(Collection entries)
▼

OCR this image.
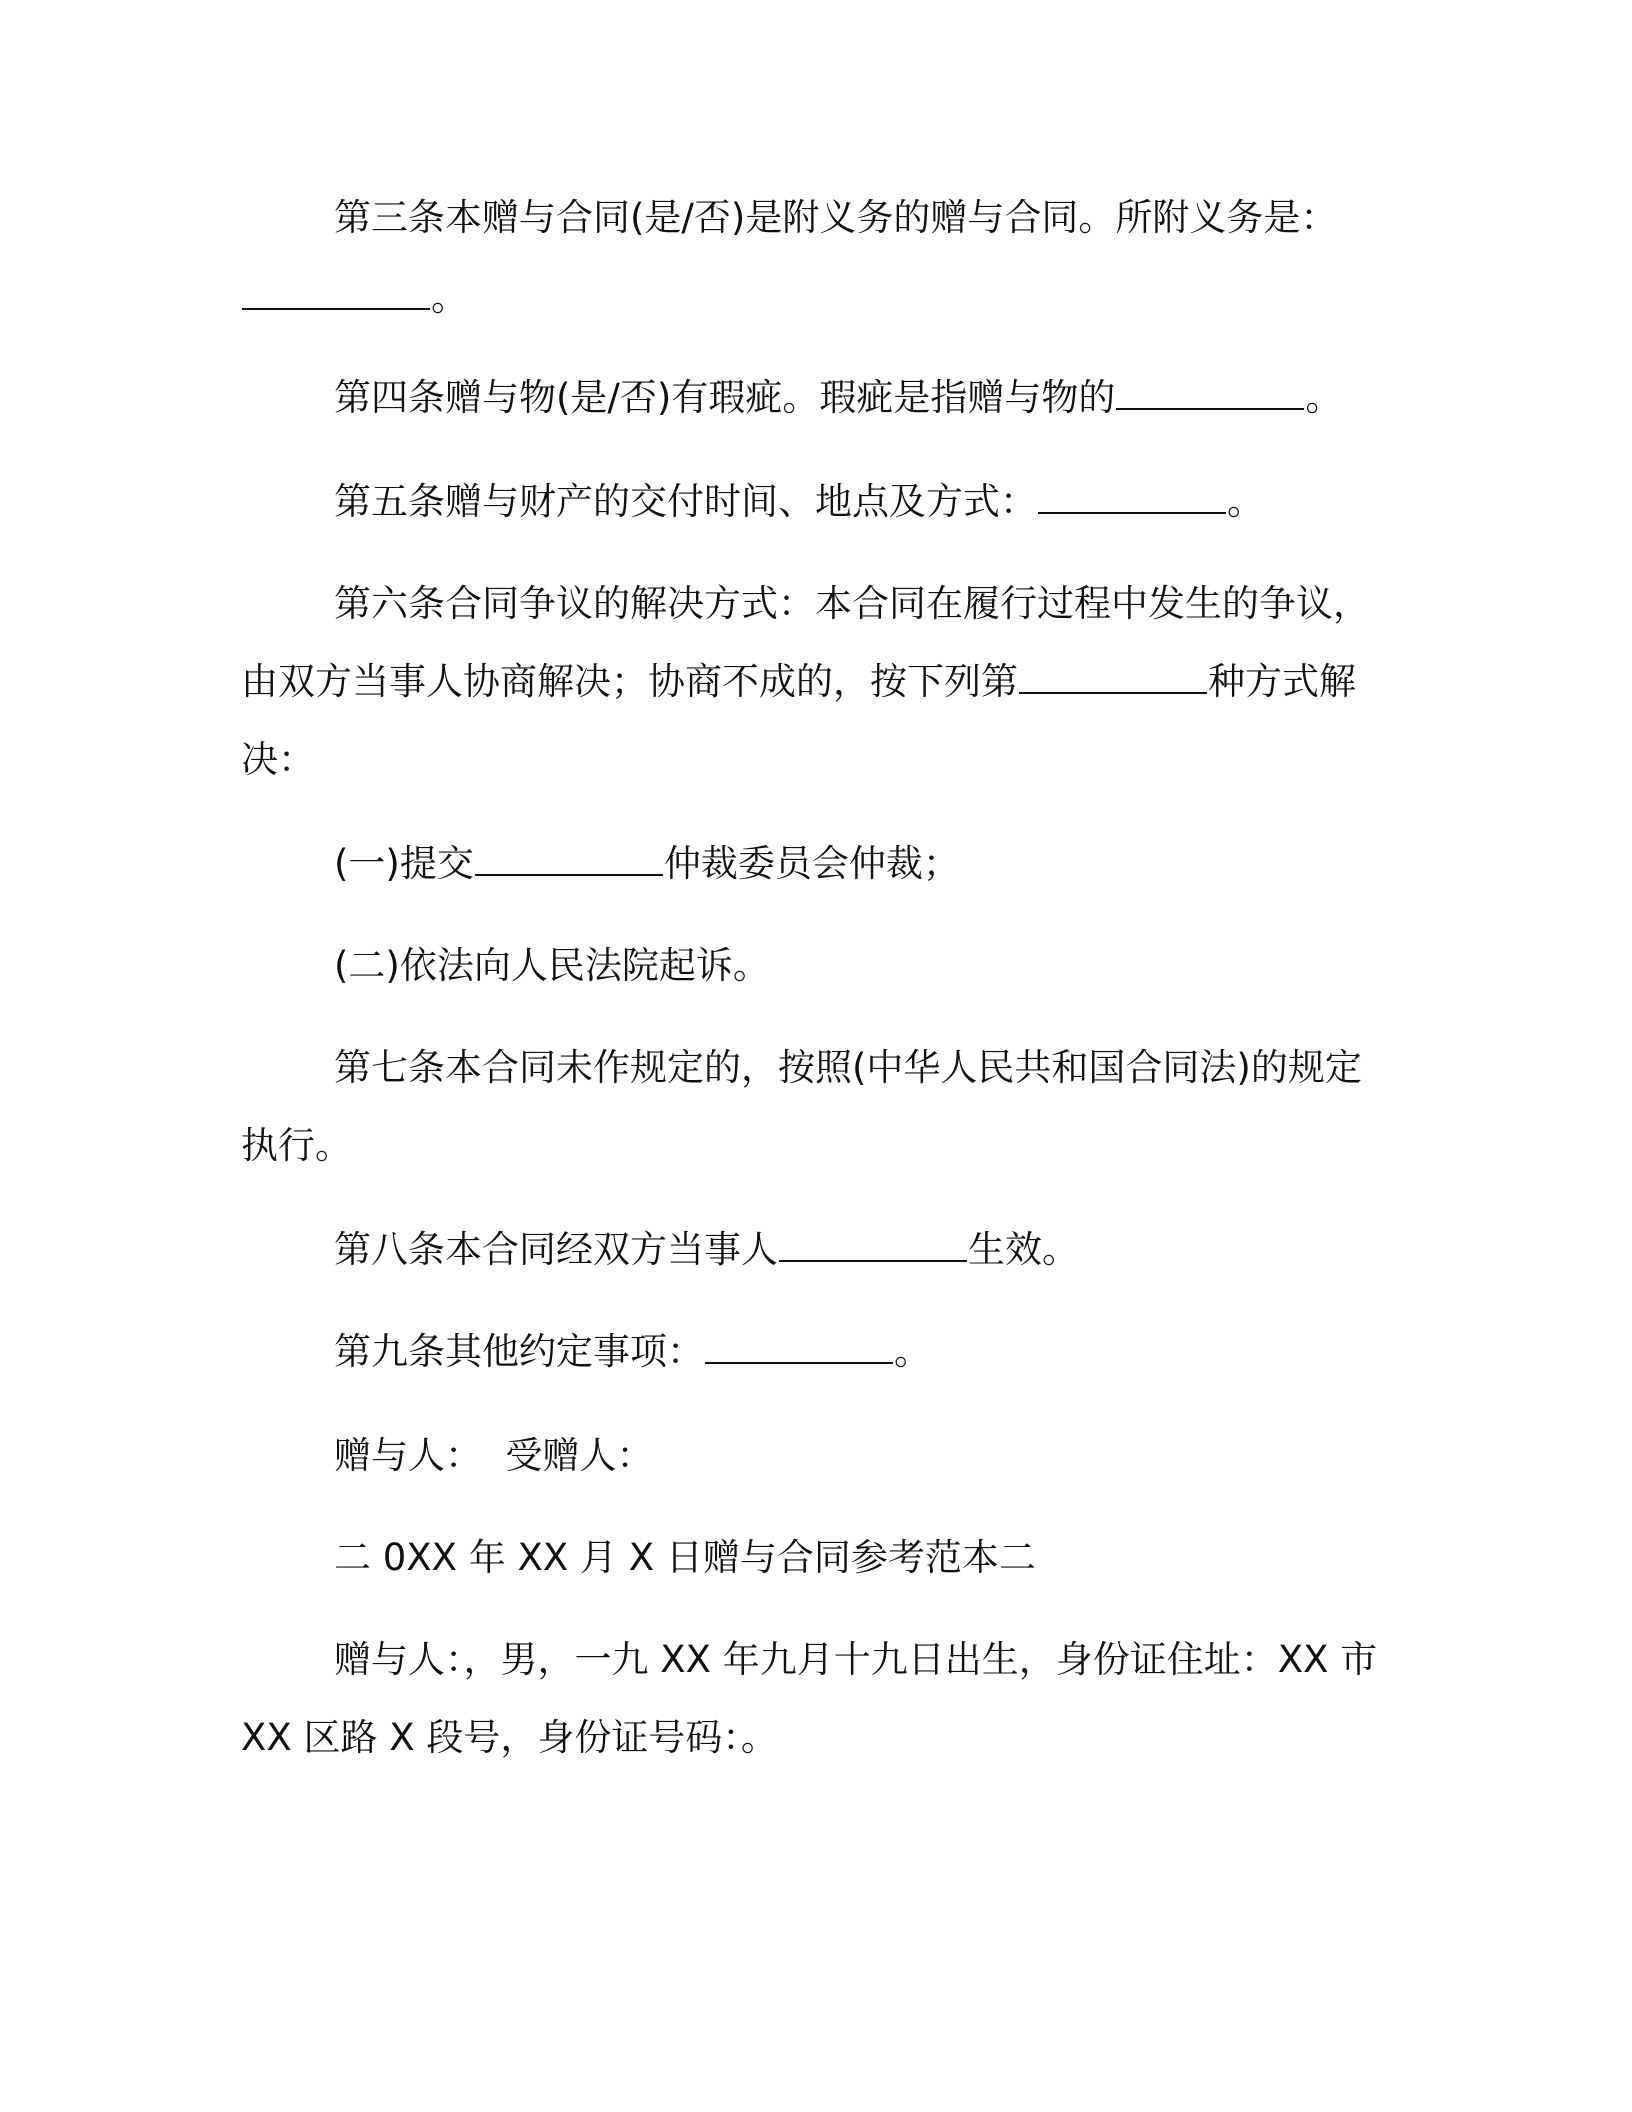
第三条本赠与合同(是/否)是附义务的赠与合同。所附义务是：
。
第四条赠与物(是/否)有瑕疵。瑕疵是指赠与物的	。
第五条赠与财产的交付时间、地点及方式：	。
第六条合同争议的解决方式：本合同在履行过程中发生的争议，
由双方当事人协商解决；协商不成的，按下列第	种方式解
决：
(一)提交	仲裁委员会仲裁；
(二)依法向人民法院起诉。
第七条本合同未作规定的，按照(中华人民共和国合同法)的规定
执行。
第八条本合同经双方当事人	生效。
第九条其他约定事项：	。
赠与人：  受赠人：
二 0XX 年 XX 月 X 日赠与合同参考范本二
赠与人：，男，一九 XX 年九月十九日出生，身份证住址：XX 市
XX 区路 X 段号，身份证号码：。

▲

- Challenge
Your copy of the data above should match it exactly, except that pictures are left out.

- Task output
OCR this image.
第三条本赠与合同(是/否)是附义务的赠与合同。所附义务是：
。
第四条赠与物(是/否)有瑕疵。瑕疵是指赠与物的	。
第五条赠与财产的交付时间、地点及方式：	。
第六条合同争议的解决方式：本合同在履行过程中发生的争议，
由双方当事人协商解决；协商不成的，按下列第	种方式解
决：
(一)提交	仲裁委员会仲裁；
(二)依法向人民法院起诉。
第七条本合同未作规定的，按照(中华人民共和国合同法)的规定
执行。
第八条本合同经双方当事人	生效。
第九条其他约定事项：	。
赠与人：  受赠人：
二 0XX 年 XX 月 X 日赠与合同参考范本二
赠与人：，男，一九 XX 年九月十九日出生，身份证住址：XX 市
XX 区路 X 段号，身份证号码：。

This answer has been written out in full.